What is being asked: Print all of the data exactly as written.

Extracted material:

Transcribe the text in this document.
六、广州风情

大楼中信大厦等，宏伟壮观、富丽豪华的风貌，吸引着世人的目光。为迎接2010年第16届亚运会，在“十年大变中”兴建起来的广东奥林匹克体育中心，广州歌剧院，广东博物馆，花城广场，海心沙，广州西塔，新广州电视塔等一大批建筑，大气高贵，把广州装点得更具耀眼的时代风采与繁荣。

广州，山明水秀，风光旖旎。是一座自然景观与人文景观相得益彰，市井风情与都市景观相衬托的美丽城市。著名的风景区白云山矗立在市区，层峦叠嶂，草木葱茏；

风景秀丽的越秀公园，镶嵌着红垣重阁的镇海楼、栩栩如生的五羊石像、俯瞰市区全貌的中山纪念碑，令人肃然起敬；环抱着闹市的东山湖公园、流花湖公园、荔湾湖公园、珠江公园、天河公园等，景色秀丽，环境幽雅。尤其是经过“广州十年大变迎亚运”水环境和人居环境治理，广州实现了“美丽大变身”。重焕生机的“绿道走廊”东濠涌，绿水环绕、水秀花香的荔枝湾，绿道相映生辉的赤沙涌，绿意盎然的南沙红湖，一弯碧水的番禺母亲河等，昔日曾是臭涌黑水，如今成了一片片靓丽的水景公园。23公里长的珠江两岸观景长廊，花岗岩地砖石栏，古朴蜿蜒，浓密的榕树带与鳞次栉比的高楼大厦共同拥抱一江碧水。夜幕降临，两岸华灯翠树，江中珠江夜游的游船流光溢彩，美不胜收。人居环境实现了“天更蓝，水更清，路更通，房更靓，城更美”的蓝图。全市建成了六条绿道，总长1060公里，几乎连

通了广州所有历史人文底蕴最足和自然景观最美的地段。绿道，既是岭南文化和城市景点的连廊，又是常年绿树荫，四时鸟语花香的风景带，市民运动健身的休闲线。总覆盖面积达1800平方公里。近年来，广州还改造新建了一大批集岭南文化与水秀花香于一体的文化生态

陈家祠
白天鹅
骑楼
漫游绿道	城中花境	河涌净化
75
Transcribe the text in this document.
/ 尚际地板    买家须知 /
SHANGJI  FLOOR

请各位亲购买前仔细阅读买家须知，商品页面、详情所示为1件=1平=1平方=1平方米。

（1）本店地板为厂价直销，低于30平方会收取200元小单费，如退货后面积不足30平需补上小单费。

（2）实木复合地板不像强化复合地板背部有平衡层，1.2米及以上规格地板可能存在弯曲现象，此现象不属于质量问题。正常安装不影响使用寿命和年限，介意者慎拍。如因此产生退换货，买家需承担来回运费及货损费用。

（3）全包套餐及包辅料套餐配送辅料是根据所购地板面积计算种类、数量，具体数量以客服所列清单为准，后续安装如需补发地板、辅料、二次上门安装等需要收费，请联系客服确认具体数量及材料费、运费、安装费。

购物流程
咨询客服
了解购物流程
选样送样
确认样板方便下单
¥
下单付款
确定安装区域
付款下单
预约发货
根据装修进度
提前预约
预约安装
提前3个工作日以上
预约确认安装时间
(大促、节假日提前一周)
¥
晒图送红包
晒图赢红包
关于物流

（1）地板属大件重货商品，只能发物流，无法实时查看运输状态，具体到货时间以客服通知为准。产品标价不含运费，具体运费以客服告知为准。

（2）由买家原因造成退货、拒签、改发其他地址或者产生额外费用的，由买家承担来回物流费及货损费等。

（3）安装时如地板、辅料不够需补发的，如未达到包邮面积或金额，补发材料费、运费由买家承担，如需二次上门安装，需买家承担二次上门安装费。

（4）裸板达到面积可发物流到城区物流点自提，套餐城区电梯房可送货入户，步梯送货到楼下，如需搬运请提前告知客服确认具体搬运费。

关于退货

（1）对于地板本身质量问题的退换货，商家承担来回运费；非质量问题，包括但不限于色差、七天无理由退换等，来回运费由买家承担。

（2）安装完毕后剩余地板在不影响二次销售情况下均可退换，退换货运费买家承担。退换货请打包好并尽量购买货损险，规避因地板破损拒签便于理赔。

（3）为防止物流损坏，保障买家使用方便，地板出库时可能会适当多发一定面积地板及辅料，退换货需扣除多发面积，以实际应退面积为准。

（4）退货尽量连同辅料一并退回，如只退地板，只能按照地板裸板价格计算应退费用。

Written answer:
Transcribe the text in this document.
六、广州风情

大楼中信大厦等，宏伟壮观、富丽豪华的风貌，吸引着世人的目光。为迎接2010年第16届亚运会，在“十年大变中”兴建起来的广东奥林匹克体育中心，广州歌剧院，广东博物馆，花城广场，海心沙，广州西塔，新广州电视塔等一大批建筑，大气高贵，把广州装点得更具耀眼的时代风采与繁荣。

广州，山明水秀，风光旖旎。是一座自然景观与人文景观相得益彰，市井风情与都市景观相衬托的美丽城市。著名的风景区白云山矗立在市区，层峦叠嶂，草木葱茏；

风景秀丽的越秀公园，镶嵌着红垣重阁的镇海楼、栩栩如生的五羊石像、俯瞰市区全貌的中山纪念碑，令人肃然起敬；环抱着闹市的东山湖公园、流花湖公园、荔湾湖公园、珠江公园、天河公园等，景色秀丽，环境幽雅。尤其是经过“广州十年大变迎亚运”水环境和人居环境治理，广州实现了“美丽大变身”。重焕生机的“绿道走廊”东濠涌，绿水环绕、水秀花香的荔枝湾，绿道相映生辉的赤沙涌，绿意盎然的南沙红湖，一弯碧水的番禺母亲河等，昔日曾是臭涌黑水，如今成了一片片靓丽的水景公园。23公里长的珠江两岸观景长廊，花岗岩地砖石栏，古朴蜿蜒，浓密的榕树带与鳞次栉比的高楼大厦共同拥抱一江碧水。夜幕降临，两岸华灯翠树，江中珠江夜游的游船流光溢彩，美不胜收。人居环境实现了“天更蓝，水更清，路更通，房更靓，城更美”的蓝图。全市建成了六条绿道，总长1060公里，几乎连

通了广州所有历史人文底蕴最足和自然景观最美的地段。绿道，既是岭南文化和城市景点的连廊，又是常年绿树荫，四时鸟语花香的风景带，市民运动健身的休闲线。总覆盖面积达1800平方公里。近年来，广州还改造新建了一大批集岭南文化与水秀花香于一体的文化生态

陈家祠
白天鹅
骑楼
漫游绿道	城中花境	河涌净化
75
Transcribe the text in this document.
/ 尚际地板    买家须知 /
SHANGJI  FLOOR

请各位亲购买前仔细阅读买家须知，商品页面、详情所示为1件=1平=1平方=1平方米。

（1）本店地板为厂价直销，低于30平方会收取200元小单费，如退货后面积不足30平需补上小单费。

（2）实木复合地板不像强化复合地板背部有平衡层，1.2米及以上规格地板可能存在弯曲现象，此现象不属于质量问题。正常安装不影响使用寿命和年限，介意者慎拍。如因此产生退换货，买家需承担来回运费及货损费用。

（3）全包套餐及包辅料套餐配送辅料是根据所购地板面积计算种类、数量，具体数量以客服所列清单为准，后续安装如需补发地板、辅料、二次上门安装等需要收费，请联系客服确认具体数量及材料费、运费、安装费。

购物流程
咨询客服
了解购物流程
选样送样
确认样板方便下单
¥
下单付款
确定安装区域
付款下单
预约发货
根据装修进度
提前预约
预约安装
提前3个工作日以上
预约确认安装时间
(大促、节假日提前一周)
¥
晒图送红包
晒图赢红包
关于物流

（1）地板属大件重货商品，只能发物流，无法实时查看运输状态，具体到货时间以客服通知为准。产品标价不含运费，具体运费以客服告知为准。

（2）由买家原因造成退货、拒签、改发其他地址或者产生额外费用的，由买家承担来回物流费及货损费等。

（3）安装时如地板、辅料不够需补发的，如未达到包邮面积或金额，补发材料费、运费由买家承担，如需二次上门安装，需买家承担二次上门安装费。

（4）裸板达到面积可发物流到城区物流点自提，套餐城区电梯房可送货入户，步梯送货到楼下，如需搬运请提前告知客服确认具体搬运费。

关于退货

（1）对于地板本身质量问题的退换货，商家承担来回运费；非质量问题，包括但不限于色差、七天无理由退换等，来回运费由买家承担。

（2）安装完毕后剩余地板在不影响二次销售情况下均可退换，退换货运费买家承担。退换货请打包好并尽量购买货损险，规避因地板破损拒签便于理赔。

（3）为防止物流损坏，保障买家使用方便，地板出库时可能会适当多发一定面积地板及辅料，退换货需扣除多发面积，以实际应退面积为准。

（4）退货尽量连同辅料一并退回，如只退地板，只能按照地板裸板价格计算应退费用。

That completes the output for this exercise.